╭─ Records

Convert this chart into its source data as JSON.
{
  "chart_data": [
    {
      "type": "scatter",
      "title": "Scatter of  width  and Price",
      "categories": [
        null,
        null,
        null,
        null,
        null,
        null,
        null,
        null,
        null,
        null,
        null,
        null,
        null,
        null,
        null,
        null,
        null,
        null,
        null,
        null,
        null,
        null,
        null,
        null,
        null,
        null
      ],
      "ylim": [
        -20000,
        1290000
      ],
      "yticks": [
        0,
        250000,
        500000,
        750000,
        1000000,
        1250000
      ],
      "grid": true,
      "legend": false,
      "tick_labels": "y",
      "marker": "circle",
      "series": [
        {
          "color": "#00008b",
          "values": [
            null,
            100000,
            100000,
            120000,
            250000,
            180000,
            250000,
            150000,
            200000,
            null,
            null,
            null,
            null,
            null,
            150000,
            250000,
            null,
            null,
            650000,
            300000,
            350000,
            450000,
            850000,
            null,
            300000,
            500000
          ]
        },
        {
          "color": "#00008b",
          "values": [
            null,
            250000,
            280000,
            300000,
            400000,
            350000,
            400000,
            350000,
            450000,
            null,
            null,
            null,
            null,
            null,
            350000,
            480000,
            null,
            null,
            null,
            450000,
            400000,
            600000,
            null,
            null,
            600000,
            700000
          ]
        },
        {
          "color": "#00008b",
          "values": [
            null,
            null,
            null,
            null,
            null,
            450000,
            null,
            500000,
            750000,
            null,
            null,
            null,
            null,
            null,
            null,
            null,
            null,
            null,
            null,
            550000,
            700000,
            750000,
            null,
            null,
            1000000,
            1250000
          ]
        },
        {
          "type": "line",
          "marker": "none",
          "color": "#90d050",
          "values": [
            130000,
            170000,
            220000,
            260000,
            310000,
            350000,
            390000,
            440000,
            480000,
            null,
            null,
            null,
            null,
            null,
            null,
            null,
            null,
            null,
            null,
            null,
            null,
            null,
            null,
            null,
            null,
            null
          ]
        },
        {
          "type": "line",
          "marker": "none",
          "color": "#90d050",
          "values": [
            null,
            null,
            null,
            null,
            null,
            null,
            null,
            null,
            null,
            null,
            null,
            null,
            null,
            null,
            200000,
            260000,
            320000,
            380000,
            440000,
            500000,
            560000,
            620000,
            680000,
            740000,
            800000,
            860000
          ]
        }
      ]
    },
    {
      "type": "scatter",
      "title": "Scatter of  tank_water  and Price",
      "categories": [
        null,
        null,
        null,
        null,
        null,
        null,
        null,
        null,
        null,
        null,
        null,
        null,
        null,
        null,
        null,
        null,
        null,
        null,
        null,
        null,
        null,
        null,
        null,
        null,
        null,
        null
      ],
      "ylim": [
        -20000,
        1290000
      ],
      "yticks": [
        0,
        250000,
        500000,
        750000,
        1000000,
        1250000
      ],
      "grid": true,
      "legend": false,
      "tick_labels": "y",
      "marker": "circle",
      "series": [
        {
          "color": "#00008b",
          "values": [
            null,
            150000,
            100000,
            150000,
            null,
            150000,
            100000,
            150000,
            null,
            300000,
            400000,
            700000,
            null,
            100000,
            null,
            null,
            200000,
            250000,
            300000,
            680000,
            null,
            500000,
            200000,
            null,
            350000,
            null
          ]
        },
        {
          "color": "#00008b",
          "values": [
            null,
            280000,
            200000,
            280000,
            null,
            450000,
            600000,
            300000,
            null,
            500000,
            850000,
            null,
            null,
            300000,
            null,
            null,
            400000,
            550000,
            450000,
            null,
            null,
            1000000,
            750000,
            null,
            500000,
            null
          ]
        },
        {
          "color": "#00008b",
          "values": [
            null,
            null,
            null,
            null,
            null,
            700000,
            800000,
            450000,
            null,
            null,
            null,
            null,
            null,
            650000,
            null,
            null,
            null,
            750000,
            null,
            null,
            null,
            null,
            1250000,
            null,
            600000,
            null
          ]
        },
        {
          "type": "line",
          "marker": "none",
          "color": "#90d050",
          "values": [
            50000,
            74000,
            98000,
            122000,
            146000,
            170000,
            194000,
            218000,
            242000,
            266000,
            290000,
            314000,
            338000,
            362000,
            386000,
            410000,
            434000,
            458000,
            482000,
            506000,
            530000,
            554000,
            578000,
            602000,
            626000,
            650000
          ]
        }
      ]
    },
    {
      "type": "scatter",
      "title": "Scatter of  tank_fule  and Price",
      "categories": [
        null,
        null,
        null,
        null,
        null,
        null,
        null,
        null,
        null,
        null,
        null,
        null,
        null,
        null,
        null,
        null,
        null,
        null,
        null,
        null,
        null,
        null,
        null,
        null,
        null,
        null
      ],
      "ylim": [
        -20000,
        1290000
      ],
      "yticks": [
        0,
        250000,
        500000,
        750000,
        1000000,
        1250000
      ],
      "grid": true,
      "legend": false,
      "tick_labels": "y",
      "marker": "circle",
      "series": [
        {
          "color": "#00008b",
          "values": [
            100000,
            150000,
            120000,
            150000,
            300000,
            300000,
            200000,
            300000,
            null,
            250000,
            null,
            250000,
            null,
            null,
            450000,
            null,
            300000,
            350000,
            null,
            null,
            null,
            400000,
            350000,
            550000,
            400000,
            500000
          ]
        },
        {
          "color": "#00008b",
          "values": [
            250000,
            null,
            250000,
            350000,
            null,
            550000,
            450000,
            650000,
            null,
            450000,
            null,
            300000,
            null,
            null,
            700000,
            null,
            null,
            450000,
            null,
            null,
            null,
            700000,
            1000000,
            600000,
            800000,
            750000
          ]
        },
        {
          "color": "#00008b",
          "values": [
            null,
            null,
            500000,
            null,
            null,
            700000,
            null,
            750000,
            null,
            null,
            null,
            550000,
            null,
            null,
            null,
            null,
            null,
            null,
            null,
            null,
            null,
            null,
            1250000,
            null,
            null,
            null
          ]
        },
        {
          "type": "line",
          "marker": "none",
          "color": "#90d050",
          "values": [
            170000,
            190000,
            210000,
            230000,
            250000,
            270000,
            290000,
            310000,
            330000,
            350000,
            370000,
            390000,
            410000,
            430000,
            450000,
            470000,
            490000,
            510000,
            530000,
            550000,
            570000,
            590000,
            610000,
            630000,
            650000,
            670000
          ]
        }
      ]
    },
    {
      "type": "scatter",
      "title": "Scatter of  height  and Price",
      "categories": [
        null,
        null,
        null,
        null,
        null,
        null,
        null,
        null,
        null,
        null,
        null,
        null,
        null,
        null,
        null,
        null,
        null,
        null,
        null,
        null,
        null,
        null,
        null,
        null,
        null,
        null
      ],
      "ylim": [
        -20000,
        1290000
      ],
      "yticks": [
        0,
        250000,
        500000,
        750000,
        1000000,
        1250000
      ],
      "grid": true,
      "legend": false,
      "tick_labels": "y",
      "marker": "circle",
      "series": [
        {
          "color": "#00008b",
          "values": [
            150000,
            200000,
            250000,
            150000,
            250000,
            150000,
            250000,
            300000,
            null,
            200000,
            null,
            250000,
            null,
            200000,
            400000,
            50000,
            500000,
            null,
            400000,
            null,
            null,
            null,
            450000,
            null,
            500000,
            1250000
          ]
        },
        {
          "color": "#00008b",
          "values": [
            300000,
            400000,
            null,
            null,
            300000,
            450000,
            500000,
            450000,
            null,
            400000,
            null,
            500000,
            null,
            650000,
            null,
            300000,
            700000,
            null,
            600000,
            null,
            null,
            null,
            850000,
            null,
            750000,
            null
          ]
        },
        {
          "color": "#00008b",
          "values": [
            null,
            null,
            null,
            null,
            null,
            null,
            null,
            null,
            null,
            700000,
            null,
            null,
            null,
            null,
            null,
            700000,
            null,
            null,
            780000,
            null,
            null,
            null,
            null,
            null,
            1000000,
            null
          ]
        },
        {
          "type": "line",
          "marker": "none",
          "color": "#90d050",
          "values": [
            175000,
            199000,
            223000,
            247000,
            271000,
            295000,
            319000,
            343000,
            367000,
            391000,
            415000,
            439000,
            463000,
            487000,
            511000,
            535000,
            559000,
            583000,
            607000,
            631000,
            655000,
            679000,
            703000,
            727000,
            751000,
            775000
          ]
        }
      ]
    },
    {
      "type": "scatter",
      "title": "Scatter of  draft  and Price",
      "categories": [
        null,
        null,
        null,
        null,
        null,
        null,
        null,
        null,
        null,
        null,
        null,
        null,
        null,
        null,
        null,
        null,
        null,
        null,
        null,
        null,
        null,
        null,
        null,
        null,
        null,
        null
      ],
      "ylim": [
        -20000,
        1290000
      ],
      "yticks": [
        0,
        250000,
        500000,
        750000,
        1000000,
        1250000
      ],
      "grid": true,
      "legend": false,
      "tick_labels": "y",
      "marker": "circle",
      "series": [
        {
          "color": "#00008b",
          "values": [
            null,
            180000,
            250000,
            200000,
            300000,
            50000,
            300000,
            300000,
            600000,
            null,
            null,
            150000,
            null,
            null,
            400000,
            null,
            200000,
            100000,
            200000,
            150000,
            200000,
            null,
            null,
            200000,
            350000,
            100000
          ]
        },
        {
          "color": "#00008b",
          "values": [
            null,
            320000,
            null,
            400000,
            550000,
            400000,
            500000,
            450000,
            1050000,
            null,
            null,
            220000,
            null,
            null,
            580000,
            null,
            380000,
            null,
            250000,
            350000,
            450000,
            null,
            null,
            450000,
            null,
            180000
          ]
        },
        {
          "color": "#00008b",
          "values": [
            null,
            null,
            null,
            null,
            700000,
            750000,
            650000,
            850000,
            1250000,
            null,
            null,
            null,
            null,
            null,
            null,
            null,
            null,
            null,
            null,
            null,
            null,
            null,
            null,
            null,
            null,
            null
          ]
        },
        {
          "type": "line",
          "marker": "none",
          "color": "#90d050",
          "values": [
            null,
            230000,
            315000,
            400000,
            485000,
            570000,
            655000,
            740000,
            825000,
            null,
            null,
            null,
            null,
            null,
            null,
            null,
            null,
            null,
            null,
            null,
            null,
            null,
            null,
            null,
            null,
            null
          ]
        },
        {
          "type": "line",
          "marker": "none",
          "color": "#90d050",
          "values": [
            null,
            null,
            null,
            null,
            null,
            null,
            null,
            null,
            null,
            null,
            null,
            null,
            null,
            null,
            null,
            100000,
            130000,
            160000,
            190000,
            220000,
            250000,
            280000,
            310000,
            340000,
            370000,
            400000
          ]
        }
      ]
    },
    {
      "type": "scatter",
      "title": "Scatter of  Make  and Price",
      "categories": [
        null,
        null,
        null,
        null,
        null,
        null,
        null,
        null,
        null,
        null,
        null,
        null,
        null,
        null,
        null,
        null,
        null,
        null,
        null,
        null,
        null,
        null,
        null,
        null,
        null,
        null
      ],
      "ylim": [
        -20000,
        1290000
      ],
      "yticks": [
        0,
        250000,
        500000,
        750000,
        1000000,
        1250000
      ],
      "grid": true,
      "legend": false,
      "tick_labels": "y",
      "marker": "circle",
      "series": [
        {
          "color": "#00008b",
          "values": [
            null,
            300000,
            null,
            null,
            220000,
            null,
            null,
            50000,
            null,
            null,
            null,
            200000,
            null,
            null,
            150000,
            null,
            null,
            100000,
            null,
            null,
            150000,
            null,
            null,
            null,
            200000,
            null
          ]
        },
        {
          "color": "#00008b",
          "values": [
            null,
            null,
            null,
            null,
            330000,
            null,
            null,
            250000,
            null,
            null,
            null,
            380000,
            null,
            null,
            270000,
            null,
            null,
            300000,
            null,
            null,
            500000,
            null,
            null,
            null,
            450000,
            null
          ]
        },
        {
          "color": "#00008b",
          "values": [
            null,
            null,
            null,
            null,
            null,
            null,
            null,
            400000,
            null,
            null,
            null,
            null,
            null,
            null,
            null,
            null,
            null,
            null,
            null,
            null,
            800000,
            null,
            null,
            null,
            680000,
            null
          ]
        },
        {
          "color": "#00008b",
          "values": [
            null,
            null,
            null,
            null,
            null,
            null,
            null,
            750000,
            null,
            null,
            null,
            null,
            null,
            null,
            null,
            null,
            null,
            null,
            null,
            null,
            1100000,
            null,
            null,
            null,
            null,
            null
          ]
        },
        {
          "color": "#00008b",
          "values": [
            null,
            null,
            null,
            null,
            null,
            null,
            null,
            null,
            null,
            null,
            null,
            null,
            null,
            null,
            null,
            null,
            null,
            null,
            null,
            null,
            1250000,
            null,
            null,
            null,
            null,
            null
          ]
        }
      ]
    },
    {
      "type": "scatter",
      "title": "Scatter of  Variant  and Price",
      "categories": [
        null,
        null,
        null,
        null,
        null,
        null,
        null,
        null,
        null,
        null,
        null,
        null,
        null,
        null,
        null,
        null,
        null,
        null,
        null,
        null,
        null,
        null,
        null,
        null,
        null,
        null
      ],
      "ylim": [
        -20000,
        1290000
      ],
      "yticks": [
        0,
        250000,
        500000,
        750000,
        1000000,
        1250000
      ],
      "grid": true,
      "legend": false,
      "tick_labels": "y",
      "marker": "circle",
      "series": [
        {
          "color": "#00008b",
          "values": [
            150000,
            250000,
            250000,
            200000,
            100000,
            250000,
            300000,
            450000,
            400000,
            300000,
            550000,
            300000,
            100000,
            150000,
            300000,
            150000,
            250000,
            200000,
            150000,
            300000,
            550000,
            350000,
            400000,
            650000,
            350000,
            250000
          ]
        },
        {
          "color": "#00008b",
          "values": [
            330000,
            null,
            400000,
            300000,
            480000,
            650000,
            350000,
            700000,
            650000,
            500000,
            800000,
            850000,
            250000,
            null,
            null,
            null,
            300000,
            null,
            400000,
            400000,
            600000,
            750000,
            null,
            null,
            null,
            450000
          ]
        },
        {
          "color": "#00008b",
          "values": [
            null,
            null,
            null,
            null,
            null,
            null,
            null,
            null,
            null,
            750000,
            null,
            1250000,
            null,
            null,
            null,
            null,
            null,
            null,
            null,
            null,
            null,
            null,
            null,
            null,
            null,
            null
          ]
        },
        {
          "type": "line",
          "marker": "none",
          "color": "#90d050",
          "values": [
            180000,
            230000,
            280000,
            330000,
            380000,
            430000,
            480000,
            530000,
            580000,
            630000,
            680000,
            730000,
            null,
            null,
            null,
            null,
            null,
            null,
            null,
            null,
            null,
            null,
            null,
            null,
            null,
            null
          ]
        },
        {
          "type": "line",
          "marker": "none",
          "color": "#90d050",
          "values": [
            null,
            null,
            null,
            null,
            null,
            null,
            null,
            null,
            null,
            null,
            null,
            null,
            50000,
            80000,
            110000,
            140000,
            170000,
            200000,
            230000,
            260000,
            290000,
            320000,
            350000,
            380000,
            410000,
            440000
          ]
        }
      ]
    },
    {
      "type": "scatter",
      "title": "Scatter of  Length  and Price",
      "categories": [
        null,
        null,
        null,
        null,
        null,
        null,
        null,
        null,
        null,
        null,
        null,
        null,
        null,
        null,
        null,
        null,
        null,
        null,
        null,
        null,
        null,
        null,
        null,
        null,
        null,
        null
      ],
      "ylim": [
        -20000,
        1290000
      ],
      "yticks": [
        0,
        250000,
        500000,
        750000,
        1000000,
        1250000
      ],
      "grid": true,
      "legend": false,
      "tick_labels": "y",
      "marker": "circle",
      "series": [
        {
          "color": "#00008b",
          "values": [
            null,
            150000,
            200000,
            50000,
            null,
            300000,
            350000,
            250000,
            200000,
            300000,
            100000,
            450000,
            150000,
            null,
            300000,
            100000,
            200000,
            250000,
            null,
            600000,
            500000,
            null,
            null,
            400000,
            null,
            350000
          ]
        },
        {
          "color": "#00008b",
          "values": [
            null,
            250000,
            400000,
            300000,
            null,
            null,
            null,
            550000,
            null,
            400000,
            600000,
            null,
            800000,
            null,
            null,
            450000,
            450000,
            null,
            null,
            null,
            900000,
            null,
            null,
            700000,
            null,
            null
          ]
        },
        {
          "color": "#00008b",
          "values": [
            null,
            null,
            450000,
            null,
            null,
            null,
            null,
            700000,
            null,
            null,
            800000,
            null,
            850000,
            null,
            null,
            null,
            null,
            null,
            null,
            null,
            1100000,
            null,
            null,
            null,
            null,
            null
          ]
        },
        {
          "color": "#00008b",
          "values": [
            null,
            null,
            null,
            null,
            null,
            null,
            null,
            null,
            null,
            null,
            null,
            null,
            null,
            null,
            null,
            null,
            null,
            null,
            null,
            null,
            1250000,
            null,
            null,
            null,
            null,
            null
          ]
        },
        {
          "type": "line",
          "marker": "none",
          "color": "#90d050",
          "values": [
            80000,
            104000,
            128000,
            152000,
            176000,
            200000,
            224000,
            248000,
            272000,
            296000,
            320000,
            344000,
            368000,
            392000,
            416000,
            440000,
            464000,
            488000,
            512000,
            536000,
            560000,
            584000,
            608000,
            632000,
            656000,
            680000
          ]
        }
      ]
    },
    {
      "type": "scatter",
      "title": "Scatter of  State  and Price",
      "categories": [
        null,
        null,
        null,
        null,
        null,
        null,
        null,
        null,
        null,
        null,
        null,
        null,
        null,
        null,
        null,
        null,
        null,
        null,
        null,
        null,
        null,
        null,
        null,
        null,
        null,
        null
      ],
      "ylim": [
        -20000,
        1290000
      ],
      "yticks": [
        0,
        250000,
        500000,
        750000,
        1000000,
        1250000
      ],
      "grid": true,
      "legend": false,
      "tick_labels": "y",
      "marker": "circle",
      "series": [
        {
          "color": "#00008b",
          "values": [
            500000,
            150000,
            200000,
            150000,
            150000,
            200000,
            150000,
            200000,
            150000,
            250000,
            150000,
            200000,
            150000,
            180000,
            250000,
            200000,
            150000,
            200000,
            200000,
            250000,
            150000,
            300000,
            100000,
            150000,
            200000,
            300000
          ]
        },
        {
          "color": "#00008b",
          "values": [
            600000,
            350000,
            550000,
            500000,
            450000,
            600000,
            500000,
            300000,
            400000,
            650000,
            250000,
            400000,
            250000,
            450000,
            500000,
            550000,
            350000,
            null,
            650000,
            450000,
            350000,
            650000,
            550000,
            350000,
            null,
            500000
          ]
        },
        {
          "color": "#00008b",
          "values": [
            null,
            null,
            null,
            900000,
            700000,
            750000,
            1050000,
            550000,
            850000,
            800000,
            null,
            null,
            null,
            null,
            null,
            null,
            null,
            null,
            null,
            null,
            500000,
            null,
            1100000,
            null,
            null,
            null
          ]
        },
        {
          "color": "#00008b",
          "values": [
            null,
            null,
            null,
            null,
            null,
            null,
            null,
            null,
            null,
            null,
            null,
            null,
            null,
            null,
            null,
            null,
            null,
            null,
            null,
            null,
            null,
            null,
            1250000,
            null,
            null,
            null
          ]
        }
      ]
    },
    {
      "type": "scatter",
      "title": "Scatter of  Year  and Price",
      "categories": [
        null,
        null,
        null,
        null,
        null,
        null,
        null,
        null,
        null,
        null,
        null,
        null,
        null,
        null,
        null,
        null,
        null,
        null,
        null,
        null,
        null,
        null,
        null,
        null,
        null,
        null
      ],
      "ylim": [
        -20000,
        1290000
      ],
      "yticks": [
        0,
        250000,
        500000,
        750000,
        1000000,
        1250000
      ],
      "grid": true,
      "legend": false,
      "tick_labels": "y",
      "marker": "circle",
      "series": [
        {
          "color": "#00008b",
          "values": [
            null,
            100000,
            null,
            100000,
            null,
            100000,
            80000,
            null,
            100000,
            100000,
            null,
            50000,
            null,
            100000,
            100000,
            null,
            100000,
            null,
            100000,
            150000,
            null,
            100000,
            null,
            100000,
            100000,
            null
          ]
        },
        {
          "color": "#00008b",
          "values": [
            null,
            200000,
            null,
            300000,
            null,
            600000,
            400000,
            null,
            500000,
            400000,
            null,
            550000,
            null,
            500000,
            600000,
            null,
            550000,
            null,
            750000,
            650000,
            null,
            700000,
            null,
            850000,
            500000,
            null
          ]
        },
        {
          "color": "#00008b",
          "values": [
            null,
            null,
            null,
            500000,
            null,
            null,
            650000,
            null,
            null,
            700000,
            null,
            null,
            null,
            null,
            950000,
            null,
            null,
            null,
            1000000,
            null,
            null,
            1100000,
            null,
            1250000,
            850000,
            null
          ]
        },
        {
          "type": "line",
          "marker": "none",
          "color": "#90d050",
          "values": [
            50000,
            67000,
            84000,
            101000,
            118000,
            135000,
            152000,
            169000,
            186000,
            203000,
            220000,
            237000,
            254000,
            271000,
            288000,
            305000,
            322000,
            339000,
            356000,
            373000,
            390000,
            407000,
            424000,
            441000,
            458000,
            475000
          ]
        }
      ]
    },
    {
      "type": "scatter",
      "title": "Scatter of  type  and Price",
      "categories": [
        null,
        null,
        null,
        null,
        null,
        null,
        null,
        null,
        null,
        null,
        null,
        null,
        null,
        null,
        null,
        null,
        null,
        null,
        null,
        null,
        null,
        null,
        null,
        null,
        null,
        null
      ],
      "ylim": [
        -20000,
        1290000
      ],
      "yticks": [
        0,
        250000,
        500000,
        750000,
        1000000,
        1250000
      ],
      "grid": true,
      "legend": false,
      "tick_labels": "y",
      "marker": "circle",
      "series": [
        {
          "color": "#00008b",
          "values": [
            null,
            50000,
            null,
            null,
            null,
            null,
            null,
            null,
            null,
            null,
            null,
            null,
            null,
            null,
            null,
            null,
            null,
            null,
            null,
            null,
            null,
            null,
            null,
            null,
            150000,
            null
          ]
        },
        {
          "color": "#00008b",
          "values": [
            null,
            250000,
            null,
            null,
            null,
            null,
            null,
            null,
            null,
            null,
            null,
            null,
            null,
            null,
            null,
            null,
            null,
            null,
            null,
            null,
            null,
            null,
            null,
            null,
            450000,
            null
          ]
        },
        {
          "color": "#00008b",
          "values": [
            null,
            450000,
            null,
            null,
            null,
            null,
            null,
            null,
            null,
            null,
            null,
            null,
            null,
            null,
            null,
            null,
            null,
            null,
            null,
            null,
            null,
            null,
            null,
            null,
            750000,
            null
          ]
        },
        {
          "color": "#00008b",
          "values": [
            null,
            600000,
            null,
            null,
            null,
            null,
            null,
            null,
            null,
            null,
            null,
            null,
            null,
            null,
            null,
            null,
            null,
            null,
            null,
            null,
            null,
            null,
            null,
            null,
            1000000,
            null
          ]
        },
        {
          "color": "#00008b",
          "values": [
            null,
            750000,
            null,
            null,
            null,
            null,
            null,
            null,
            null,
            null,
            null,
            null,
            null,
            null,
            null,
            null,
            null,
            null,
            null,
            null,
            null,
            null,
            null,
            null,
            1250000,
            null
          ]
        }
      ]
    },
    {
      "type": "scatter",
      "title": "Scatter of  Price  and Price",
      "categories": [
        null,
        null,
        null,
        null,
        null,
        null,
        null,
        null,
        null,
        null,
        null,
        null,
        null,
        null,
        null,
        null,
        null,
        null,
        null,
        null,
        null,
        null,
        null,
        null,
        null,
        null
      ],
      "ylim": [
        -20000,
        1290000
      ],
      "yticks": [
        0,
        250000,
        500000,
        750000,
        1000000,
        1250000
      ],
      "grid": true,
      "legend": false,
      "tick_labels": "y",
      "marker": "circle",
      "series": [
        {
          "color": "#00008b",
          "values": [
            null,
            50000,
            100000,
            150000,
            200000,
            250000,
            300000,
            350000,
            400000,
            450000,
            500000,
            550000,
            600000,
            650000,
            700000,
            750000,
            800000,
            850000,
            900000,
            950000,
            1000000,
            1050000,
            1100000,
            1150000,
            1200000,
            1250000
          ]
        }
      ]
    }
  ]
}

╰─

### Direction
Select and copy every line from the records that includes the word "Price".

### Final result
      "title": "Scatter of  width  and Price",
      "title": "Scatter of  tank_water  and Price",
      "title": "Scatter of  tank_fule  and Price",
      "title": "Scatter of  height  and Price",
      "title": "Scatter of  draft  and Price",
      "title": "Scatter of  Make  and Price",
      "title": "Scatter of  Variant  and Price",
      "title": "Scatter of  Length  and Price",
      "title": "Scatter of  State  and Price",
      "title": "Scatter of  Year  and Price",
      "title": "Scatter of  type  and Price",
      "title": "Scatter of  Price  and Price",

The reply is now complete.